**** Records for this task

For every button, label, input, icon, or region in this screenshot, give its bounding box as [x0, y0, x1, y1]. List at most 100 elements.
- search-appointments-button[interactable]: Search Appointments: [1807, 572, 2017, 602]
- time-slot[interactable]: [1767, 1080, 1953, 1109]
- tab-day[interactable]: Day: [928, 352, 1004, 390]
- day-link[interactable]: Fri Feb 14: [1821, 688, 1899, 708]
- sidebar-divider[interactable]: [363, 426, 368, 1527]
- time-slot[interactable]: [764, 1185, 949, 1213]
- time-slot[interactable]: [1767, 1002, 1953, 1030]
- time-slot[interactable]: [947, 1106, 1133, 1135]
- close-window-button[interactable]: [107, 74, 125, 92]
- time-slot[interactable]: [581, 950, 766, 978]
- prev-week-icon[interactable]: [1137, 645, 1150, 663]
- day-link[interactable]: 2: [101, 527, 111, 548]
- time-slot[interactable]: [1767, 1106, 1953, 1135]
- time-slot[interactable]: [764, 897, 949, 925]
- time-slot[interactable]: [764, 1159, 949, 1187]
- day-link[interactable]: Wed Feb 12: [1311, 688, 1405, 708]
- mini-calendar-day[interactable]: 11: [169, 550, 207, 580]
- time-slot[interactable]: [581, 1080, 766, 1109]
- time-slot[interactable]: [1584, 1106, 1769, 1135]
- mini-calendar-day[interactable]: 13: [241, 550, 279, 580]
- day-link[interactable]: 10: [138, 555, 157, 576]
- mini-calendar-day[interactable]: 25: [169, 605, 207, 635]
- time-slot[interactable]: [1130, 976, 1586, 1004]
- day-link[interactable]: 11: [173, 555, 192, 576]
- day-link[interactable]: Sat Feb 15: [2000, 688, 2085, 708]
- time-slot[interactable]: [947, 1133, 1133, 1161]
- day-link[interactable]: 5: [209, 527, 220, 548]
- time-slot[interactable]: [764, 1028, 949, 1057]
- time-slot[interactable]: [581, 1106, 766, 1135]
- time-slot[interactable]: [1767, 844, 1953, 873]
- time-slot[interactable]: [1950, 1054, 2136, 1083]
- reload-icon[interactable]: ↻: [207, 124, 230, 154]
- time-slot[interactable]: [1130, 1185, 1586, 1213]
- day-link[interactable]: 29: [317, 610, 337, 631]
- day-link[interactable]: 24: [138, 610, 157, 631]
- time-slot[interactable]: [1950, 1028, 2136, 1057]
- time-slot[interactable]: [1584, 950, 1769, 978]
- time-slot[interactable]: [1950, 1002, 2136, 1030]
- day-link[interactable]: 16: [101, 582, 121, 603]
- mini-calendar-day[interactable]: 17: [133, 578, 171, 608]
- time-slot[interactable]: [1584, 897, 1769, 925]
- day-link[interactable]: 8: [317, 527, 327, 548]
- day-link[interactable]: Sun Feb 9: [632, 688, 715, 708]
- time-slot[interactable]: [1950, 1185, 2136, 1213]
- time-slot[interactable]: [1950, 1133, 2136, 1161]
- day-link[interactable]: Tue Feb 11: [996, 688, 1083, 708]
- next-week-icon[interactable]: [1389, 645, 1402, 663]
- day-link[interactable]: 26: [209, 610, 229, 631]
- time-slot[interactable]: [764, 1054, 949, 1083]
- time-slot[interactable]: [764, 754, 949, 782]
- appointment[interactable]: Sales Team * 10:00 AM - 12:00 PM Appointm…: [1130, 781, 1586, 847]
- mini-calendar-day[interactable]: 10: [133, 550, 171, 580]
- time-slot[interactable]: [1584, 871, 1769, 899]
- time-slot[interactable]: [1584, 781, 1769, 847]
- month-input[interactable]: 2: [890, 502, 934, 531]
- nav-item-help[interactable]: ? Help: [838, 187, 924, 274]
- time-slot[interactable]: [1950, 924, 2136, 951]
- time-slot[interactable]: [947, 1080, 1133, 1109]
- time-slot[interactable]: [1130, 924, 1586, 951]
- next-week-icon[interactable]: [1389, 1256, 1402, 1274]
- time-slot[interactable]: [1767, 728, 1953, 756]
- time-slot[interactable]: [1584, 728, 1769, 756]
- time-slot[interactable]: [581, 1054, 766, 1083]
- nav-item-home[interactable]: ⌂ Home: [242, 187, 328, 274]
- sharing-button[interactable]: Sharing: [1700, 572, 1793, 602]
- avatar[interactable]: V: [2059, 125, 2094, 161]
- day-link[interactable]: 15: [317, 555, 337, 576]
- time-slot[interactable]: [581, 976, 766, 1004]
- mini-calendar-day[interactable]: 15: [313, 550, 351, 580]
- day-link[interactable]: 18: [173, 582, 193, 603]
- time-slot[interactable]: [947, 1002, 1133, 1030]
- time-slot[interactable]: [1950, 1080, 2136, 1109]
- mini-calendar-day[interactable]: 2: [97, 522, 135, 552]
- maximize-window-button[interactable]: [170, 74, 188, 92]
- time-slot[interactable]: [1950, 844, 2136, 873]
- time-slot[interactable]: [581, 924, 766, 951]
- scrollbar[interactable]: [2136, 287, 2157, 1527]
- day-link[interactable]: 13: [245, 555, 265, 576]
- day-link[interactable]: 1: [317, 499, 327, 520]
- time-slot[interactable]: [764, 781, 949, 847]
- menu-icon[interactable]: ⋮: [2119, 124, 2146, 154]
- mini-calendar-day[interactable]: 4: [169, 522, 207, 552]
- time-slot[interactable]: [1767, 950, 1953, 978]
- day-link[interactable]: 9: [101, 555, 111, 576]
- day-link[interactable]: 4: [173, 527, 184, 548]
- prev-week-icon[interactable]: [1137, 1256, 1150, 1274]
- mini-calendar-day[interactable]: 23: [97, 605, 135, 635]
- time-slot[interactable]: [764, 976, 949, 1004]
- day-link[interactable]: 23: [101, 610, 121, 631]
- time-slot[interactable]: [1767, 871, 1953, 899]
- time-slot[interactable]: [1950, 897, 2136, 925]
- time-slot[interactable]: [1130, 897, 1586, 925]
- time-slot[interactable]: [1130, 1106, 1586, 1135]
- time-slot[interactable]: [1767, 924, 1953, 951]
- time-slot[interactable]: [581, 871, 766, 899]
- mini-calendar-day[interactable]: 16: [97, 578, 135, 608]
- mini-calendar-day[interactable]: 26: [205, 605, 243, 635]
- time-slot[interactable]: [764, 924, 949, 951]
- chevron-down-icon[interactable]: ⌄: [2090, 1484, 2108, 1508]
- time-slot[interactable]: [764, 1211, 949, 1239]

********

Repeat the items from the start through the line containing "- day-link[interactable]: 2: [101, 527, 111, 548]", switching every "time-slot" to "time-block" and leaving everything else unchanged.

Answer to this task>
For every button, label, input, icon, or region in this screenshot, give its bounding box as [x0, y0, x1, y1]. List at most 100 elements.
- search-appointments-button[interactable]: Search Appointments: [1807, 572, 2017, 602]
- time-block[interactable]: [1767, 1080, 1953, 1109]
- tab-day[interactable]: Day: [928, 352, 1004, 390]
- day-link[interactable]: Fri Feb 14: [1821, 688, 1899, 708]
- sidebar-divider[interactable]: [363, 426, 368, 1527]
- time-block[interactable]: [764, 1185, 949, 1213]
- time-block[interactable]: [1767, 1002, 1953, 1030]
- time-block[interactable]: [947, 1106, 1133, 1135]
- close-window-button[interactable]: [107, 74, 125, 92]
- time-block[interactable]: [581, 950, 766, 978]
- prev-week-icon[interactable]: [1137, 645, 1150, 663]
- day-link[interactable]: 2: [101, 527, 111, 548]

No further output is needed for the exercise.